Aim -
Find the string "JSON" in the data, then copy every line where it is found.

★ ★ ★ ★ ★ ★ ★

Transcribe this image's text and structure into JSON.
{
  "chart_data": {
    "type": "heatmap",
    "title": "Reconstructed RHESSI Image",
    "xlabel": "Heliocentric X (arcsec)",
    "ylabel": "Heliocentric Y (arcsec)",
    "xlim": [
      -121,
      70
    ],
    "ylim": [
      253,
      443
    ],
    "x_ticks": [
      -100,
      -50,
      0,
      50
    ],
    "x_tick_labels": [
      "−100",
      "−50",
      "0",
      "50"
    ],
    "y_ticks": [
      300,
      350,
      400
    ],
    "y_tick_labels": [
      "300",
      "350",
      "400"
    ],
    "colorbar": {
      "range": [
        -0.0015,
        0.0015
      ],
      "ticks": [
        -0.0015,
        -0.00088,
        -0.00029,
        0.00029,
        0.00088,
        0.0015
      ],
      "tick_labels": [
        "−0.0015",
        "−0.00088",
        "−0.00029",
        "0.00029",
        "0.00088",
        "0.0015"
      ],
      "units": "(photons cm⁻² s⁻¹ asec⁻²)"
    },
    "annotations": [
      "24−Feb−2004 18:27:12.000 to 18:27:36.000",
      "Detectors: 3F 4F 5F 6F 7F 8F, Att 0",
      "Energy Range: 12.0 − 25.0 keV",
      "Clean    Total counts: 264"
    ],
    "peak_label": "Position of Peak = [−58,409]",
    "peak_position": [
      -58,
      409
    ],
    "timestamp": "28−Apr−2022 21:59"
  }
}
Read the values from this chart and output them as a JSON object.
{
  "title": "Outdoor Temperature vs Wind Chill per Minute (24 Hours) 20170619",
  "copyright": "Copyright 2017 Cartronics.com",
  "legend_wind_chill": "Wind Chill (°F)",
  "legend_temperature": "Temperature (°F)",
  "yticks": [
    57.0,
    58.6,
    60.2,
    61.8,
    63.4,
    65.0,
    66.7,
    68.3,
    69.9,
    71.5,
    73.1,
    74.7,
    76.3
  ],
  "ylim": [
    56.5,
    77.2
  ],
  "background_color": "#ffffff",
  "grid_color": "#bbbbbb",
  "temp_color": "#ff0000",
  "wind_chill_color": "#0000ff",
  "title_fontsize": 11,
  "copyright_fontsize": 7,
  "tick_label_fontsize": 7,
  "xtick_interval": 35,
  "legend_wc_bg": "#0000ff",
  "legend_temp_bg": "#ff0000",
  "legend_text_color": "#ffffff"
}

★ ★ ★ ★ ★ ★ ★

Result of the task -
Transcribe this image's text and structure into JSON.
Read the values from this chart and output them as a JSON object.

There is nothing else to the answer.